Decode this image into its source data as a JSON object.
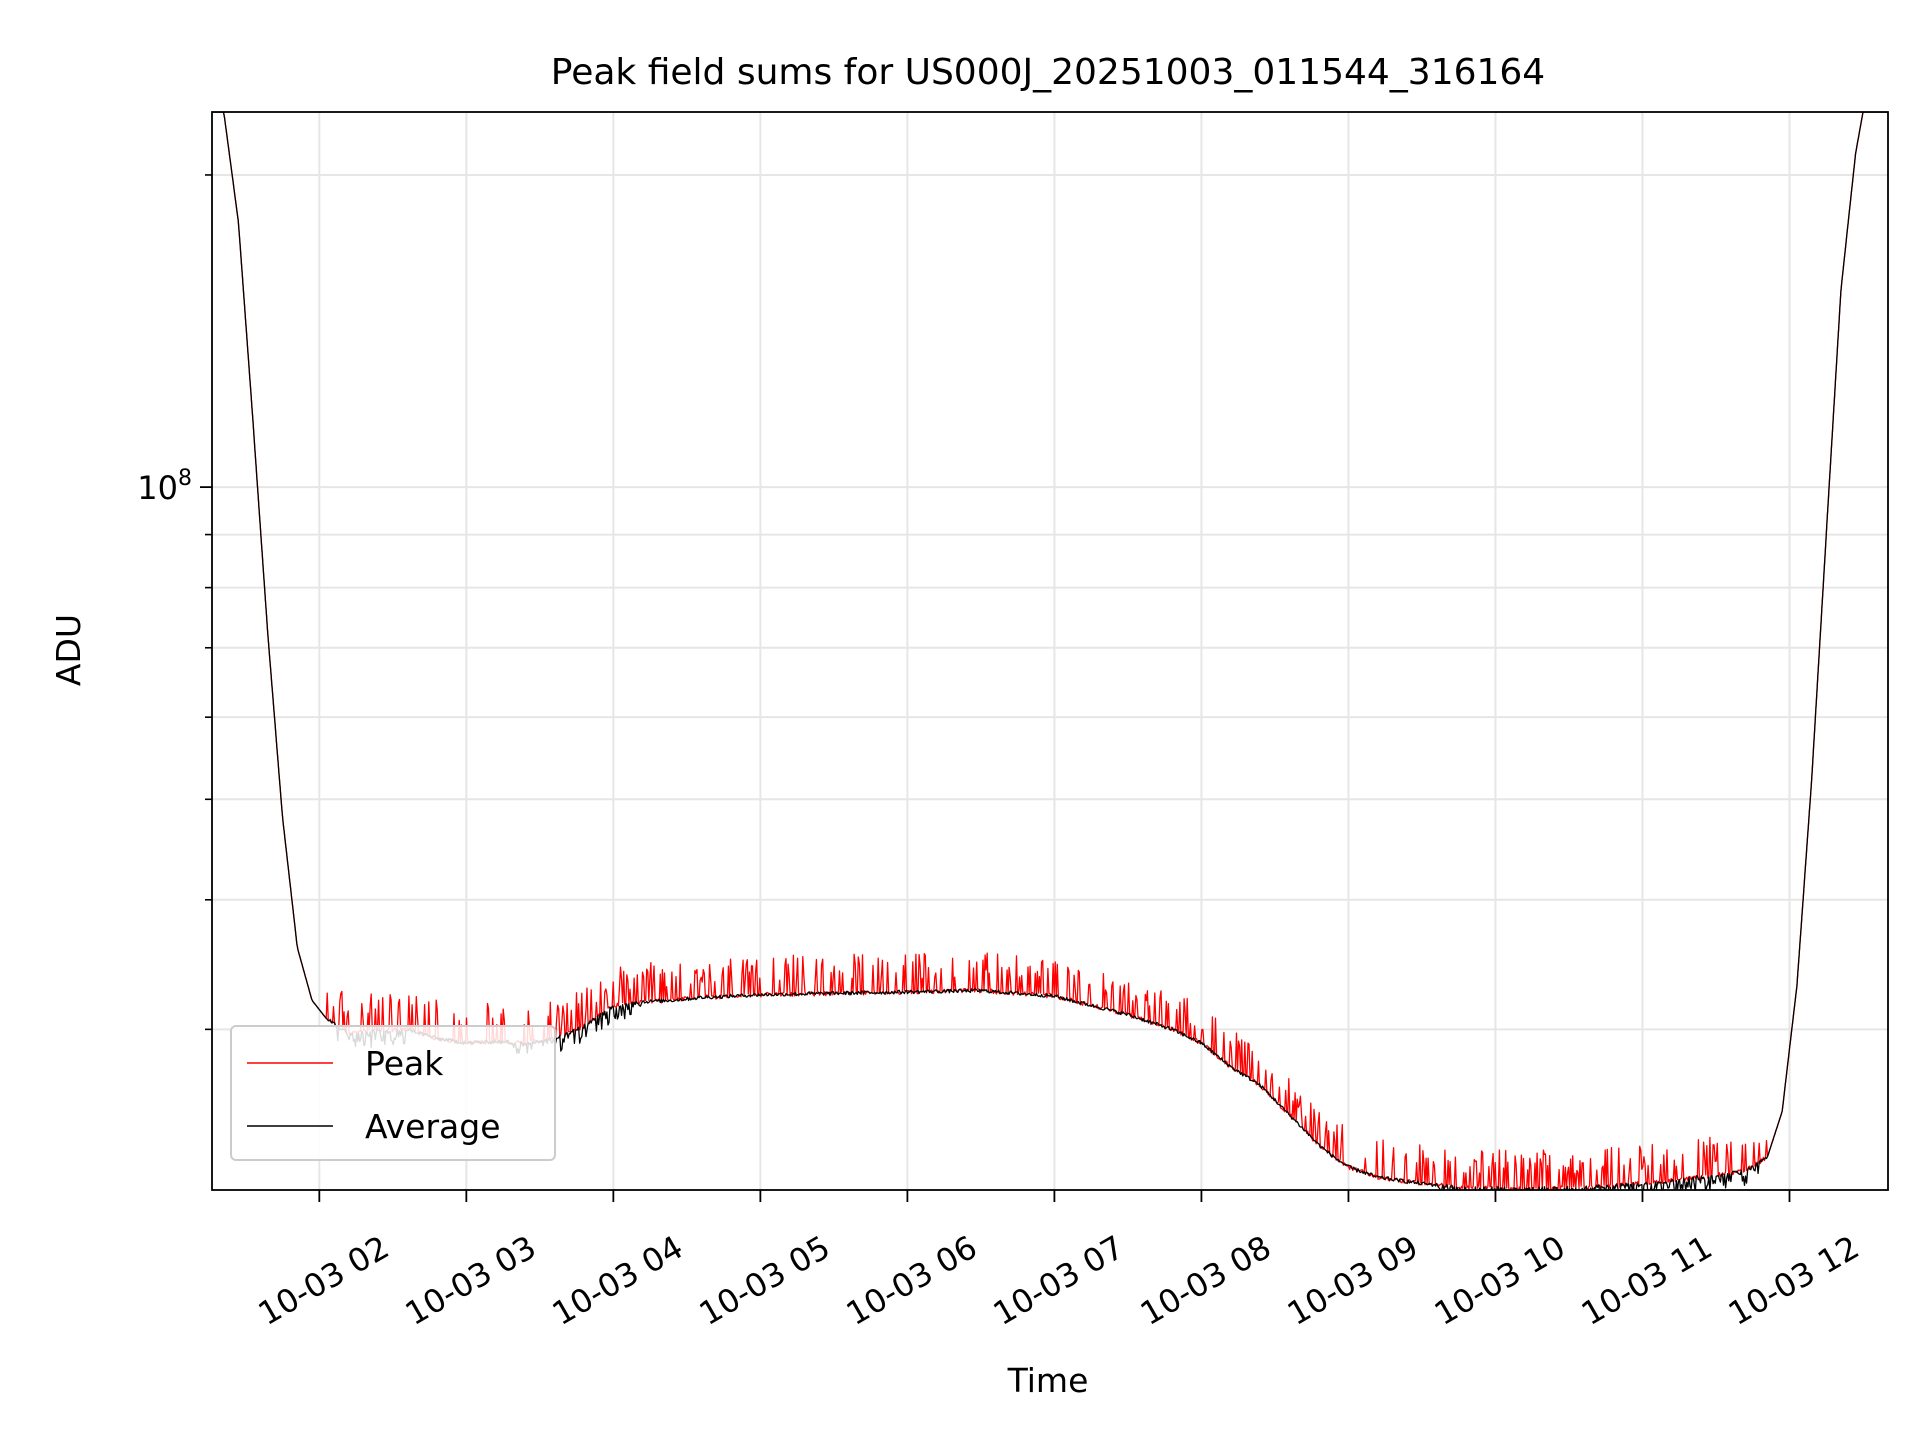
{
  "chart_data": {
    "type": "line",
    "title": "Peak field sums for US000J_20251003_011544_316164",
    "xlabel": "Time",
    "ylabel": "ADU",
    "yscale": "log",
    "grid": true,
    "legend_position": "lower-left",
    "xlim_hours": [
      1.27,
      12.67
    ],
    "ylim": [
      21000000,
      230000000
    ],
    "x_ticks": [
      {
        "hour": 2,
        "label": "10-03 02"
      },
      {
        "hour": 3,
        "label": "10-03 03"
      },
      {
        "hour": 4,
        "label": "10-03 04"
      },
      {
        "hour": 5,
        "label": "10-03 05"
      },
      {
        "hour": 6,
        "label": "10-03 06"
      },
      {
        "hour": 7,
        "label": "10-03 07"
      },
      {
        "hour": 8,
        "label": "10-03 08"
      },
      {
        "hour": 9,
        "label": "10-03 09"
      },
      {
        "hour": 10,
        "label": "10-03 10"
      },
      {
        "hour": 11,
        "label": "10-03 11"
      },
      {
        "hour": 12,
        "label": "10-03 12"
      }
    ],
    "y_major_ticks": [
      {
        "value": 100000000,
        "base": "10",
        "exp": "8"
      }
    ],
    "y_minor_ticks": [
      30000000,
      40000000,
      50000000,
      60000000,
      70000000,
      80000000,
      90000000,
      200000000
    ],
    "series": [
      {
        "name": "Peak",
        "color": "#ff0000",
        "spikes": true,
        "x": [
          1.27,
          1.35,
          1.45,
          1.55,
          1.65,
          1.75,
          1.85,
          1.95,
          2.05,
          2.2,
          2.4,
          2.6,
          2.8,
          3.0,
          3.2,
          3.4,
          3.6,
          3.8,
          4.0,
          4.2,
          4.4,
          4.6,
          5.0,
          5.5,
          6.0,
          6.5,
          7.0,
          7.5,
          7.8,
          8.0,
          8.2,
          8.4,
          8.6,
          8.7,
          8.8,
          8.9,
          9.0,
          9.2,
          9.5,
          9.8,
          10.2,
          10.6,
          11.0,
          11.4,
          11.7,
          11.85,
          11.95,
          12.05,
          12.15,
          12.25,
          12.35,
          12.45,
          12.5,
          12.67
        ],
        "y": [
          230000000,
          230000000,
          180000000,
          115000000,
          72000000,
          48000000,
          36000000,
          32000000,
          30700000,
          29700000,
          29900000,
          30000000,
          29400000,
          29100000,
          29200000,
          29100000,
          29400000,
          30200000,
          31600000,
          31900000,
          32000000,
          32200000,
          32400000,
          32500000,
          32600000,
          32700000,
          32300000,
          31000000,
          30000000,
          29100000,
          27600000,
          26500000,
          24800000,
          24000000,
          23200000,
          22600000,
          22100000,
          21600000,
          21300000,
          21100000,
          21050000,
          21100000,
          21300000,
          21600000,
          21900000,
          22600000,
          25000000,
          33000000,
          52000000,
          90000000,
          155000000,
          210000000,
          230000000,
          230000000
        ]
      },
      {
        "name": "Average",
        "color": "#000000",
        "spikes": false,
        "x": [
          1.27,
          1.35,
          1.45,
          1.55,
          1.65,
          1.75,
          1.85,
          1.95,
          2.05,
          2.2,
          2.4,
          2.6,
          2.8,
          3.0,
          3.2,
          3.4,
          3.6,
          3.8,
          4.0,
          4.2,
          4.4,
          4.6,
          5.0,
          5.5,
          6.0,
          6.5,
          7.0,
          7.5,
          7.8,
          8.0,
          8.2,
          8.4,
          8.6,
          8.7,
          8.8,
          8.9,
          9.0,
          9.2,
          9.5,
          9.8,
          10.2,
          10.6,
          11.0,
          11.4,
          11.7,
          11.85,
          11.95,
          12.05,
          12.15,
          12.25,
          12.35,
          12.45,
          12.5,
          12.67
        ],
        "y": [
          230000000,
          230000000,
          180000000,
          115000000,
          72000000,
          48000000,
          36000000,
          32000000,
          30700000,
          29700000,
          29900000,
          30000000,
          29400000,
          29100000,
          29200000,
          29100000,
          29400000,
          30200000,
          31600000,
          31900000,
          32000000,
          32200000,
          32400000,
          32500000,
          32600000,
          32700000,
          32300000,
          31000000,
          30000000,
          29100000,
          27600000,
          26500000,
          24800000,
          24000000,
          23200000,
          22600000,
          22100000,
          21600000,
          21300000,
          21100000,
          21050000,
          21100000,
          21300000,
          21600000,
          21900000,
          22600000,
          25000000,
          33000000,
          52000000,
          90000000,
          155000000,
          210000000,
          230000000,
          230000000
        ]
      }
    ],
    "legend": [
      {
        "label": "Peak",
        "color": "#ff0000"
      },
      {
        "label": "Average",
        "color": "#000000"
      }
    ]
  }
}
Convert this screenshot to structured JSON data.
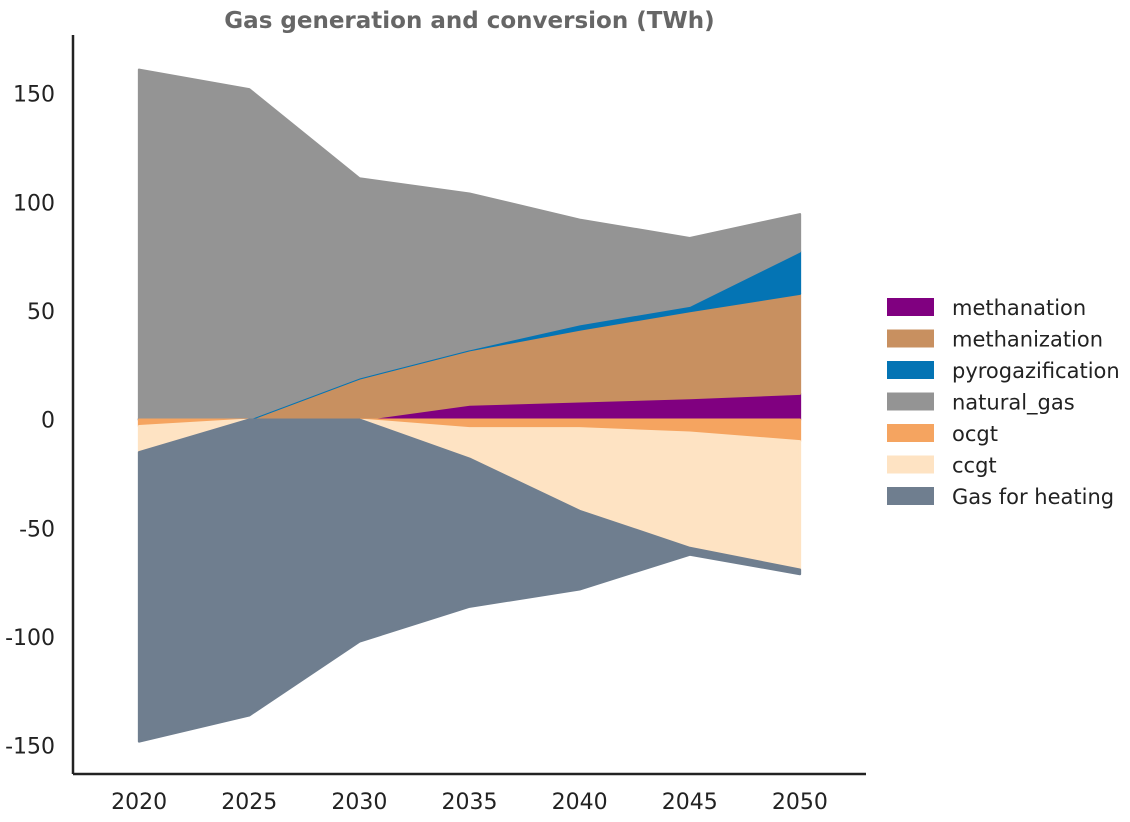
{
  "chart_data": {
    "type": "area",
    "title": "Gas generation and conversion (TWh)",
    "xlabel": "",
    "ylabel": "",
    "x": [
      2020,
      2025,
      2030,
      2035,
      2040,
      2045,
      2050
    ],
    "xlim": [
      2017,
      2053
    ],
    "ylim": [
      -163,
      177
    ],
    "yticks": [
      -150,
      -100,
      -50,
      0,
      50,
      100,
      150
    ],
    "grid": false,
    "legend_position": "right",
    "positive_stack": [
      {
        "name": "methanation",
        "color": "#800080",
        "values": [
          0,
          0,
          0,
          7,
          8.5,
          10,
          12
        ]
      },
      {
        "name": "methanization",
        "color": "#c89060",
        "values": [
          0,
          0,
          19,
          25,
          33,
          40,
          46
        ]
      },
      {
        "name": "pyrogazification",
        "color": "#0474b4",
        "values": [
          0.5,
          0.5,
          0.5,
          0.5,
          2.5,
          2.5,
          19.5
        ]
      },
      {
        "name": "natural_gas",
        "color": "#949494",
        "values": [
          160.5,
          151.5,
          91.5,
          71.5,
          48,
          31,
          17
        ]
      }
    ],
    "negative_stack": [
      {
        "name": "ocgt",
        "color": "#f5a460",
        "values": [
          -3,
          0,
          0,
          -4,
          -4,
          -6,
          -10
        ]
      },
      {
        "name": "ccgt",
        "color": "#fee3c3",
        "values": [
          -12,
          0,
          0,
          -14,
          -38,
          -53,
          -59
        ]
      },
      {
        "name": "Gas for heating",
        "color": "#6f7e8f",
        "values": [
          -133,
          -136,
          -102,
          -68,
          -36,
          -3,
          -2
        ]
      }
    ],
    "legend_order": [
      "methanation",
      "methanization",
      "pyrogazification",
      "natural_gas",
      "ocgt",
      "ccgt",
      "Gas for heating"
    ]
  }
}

■ Work to complete:
Your task is to return the entries above exactly, with no pictures.

■ Correct result:
Decode this image into its source data as a JSON object.
{
  "chart_data": {
    "type": "line",
    "title": "Peak field sums for US000J_20251003_011544_316164",
    "xlabel": "Time",
    "ylabel": "ADU",
    "yscale": "log",
    "grid": true,
    "legend_position": "lower-left",
    "xlim_hours": [
      1.27,
      12.67
    ],
    "ylim": [
      21000000,
      230000000
    ],
    "x_ticks": [
      {
        "hour": 2,
        "label": "10-03 02"
      },
      {
        "hour": 3,
        "label": "10-03 03"
      },
      {
        "hour": 4,
        "label": "10-03 04"
      },
      {
        "hour": 5,
        "label": "10-03 05"
      },
      {
        "hour": 6,
        "label": "10-03 06"
      },
      {
        "hour": 7,
        "label": "10-03 07"
      },
      {
        "hour": 8,
        "label": "10-03 08"
      },
      {
        "hour": 9,
        "label": "10-03 09"
      },
      {
        "hour": 10,
        "label": "10-03 10"
      },
      {
        "hour": 11,
        "label": "10-03 11"
      },
      {
        "hour": 12,
        "label": "10-03 12"
      }
    ],
    "y_major_ticks": [
      {
        "value": 100000000,
        "base": "10",
        "exp": "8"
      }
    ],
    "y_minor_ticks": [
      30000000,
      40000000,
      50000000,
      60000000,
      70000000,
      80000000,
      90000000,
      200000000
    ],
    "series": [
      {
        "name": "Peak",
        "color": "#ff0000",
        "spikes": true,
        "x": [
          1.27,
          1.35,
          1.45,
          1.55,
          1.65,
          1.75,
          1.85,
          1.95,
          2.05,
          2.2,
          2.4,
          2.6,
          2.8,
          3.0,
          3.2,
          3.4,
          3.6,
          3.8,
          4.0,
          4.2,
          4.4,
          4.6,
          5.0,
          5.5,
          6.0,
          6.5,
          7.0,
          7.5,
          7.8,
          8.0,
          8.2,
          8.4,
          8.6,
          8.7,
          8.8,
          8.9,
          9.0,
          9.2,
          9.5,
          9.8,
          10.2,
          10.6,
          11.0,
          11.4,
          11.7,
          11.85,
          11.95,
          12.05,
          12.15,
          12.25,
          12.35,
          12.45,
          12.5,
          12.67
        ],
        "y": [
          230000000,
          230000000,
          180000000,
          115000000,
          72000000,
          48000000,
          36000000,
          32000000,
          30700000,
          29700000,
          29900000,
          30000000,
          29400000,
          29100000,
          29200000,
          29100000,
          29400000,
          30200000,
          31600000,
          31900000,
          32000000,
          32200000,
          32400000,
          32500000,
          32600000,
          32700000,
          32300000,
          31000000,
          30000000,
          29100000,
          27600000,
          26500000,
          24800000,
          24000000,
          23200000,
          22600000,
          22100000,
          21600000,
          21300000,
          21100000,
          21050000,
          21100000,
          21300000,
          21600000,
          21900000,
          22600000,
          25000000,
          33000000,
          52000000,
          90000000,
          155000000,
          210000000,
          230000000,
          230000000
        ]
      },
      {
        "name": "Average",
        "color": "#000000",
        "spikes": false,
        "x": [
          1.27,
          1.35,
          1.45,
          1.55,
          1.65,
          1.75,
          1.85,
          1.95,
          2.05,
          2.2,
          2.4,
          2.6,
          2.8,
          3.0,
          3.2,
          3.4,
          3.6,
          3.8,
          4.0,
          4.2,
          4.4,
          4.6,
          5.0,
          5.5,
          6.0,
          6.5,
          7.0,
          7.5,
          7.8,
          8.0,
          8.2,
          8.4,
          8.6,
          8.7,
          8.8,
          8.9,
          9.0,
          9.2,
          9.5,
          9.8,
          10.2,
          10.6,
          11.0,
          11.4,
          11.7,
          11.85,
          11.95,
          12.05,
          12.15,
          12.25,
          12.35,
          12.45,
          12.5,
          12.67
        ],
        "y": [
          230000000,
          230000000,
          180000000,
          115000000,
          72000000,
          48000000,
          36000000,
          32000000,
          30700000,
          29700000,
          29900000,
          30000000,
          29400000,
          29100000,
          29200000,
          29100000,
          29400000,
          30200000,
          31600000,
          31900000,
          32000000,
          32200000,
          32400000,
          32500000,
          32600000,
          32700000,
          32300000,
          31000000,
          30000000,
          29100000,
          27600000,
          26500000,
          24800000,
          24000000,
          23200000,
          22600000,
          22100000,
          21600000,
          21300000,
          21100000,
          21050000,
          21100000,
          21300000,
          21600000,
          21900000,
          22600000,
          25000000,
          33000000,
          52000000,
          90000000,
          155000000,
          210000000,
          230000000,
          230000000
        ]
      }
    ],
    "legend": [
      {
        "label": "Peak",
        "color": "#ff0000"
      },
      {
        "label": "Average",
        "color": "#000000"
      }
    ]
  }
}
Convert this screenshot to structured JSON data.
{
  "chart_data": {
    "type": "area",
    "title": "Gas generation and conversion (TWh)",
    "xlabel": "",
    "ylabel": "",
    "x": [
      2020,
      2025,
      2030,
      2035,
      2040,
      2045,
      2050
    ],
    "xlim": [
      2017,
      2053
    ],
    "ylim": [
      -163,
      177
    ],
    "yticks": [
      -150,
      -100,
      -50,
      0,
      50,
      100,
      150
    ],
    "grid": false,
    "legend_position": "right",
    "positive_stack": [
      {
        "name": "methanation",
        "color": "#800080",
        "values": [
          0,
          0,
          0,
          7,
          8.5,
          10,
          12
        ]
      },
      {
        "name": "methanization",
        "color": "#c89060",
        "values": [
          0,
          0,
          19,
          25,
          33,
          40,
          46
        ]
      },
      {
        "name": "pyrogazification",
        "color": "#0474b4",
        "values": [
          0.5,
          0.5,
          0.5,
          0.5,
          2.5,
          2.5,
          19.5
        ]
      },
      {
        "name": "natural_gas",
        "color": "#949494",
        "values": [
          160.5,
          151.5,
          91.5,
          71.5,
          48,
          31,
          17
        ]
      }
    ],
    "negative_stack": [
      {
        "name": "ocgt",
        "color": "#f5a460",
        "values": [
          -3,
          0,
          0,
          -4,
          -4,
          -6,
          -10
        ]
      },
      {
        "name": "ccgt",
        "color": "#fee3c3",
        "values": [
          -12,
          0,
          0,
          -14,
          -38,
          -53,
          -59
        ]
      },
      {
        "name": "Gas for heating",
        "color": "#6f7e8f",
        "values": [
          -133,
          -136,
          -102,
          -68,
          -36,
          -3,
          -2
        ]
      }
    ],
    "legend_order": [
      "methanation",
      "methanization",
      "pyrogazification",
      "natural_gas",
      "ocgt",
      "ccgt",
      "Gas for heating"
    ]
  }
}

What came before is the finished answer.